## Begin LISTED RECORDS

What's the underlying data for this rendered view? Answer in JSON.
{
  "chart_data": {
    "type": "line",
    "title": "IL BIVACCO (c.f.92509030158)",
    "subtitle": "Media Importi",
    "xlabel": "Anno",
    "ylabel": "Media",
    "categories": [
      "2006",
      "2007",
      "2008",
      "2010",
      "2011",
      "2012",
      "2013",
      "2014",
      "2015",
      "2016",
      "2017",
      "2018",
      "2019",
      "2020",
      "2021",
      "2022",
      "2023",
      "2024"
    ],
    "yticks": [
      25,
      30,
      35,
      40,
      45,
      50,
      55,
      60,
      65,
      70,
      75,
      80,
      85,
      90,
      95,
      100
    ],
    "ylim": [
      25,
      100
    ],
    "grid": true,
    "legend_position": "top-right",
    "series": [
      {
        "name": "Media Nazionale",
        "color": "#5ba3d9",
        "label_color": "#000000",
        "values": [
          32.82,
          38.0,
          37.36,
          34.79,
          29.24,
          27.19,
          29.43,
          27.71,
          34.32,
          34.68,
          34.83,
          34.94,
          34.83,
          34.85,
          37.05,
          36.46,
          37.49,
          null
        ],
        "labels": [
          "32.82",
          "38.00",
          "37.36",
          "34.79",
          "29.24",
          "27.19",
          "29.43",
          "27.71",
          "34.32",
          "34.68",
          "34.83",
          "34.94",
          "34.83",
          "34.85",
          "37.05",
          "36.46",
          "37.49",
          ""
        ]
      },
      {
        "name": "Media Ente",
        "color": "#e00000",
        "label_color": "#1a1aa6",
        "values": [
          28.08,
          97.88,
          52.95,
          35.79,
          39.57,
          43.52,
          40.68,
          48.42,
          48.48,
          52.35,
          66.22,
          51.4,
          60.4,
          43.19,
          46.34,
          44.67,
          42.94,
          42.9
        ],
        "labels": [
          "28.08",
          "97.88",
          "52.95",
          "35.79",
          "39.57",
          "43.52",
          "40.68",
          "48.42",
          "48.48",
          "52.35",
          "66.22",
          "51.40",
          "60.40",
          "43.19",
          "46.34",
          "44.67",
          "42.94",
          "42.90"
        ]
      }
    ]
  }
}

## End LISTED RECORDS

* [TASK INSTRUCTIONS] Write the data from above out again, exactly.

* [OUTPUT]
What's the underlying data for this rendered view? Answer in JSON.
{
  "chart_data": {
    "type": "line",
    "title": "IL BIVACCO (c.f.92509030158)",
    "subtitle": "Media Importi",
    "xlabel": "Anno",
    "ylabel": "Media",
    "categories": [
      "2006",
      "2007",
      "2008",
      "2010",
      "2011",
      "2012",
      "2013",
      "2014",
      "2015",
      "2016",
      "2017",
      "2018",
      "2019",
      "2020",
      "2021",
      "2022",
      "2023",
      "2024"
    ],
    "yticks": [
      25,
      30,
      35,
      40,
      45,
      50,
      55,
      60,
      65,
      70,
      75,
      80,
      85,
      90,
      95,
      100
    ],
    "ylim": [
      25,
      100
    ],
    "grid": true,
    "legend_position": "top-right",
    "series": [
      {
        "name": "Media Nazionale",
        "color": "#5ba3d9",
        "label_color": "#000000",
        "values": [
          32.82,
          38.0,
          37.36,
          34.79,
          29.24,
          27.19,
          29.43,
          27.71,
          34.32,
          34.68,
          34.83,
          34.94,
          34.83,
          34.85,
          37.05,
          36.46,
          37.49,
          null
        ],
        "labels": [
          "32.82",
          "38.00",
          "37.36",
          "34.79",
          "29.24",
          "27.19",
          "29.43",
          "27.71",
          "34.32",
          "34.68",
          "34.83",
          "34.94",
          "34.83",
          "34.85",
          "37.05",
          "36.46",
          "37.49",
          ""
        ]
      },
      {
        "name": "Media Ente",
        "color": "#e00000",
        "label_color": "#1a1aa6",
        "values": [
          28.08,
          97.88,
          52.95,
          35.79,
          39.57,
          43.52,
          40.68,
          48.42,
          48.48,
          52.35,
          66.22,
          51.4,
          60.4,
          43.19,
          46.34,
          44.67,
          42.94,
          42.9
        ],
        "labels": [
          "28.08",
          "97.88",
          "52.95",
          "35.79",
          "39.57",
          "43.52",
          "40.68",
          "48.42",
          "48.48",
          "52.35",
          "66.22",
          "51.40",
          "60.40",
          "43.19",
          "46.34",
          "44.67",
          "42.94",
          "42.90"
        ]
      }
    ]
  }
}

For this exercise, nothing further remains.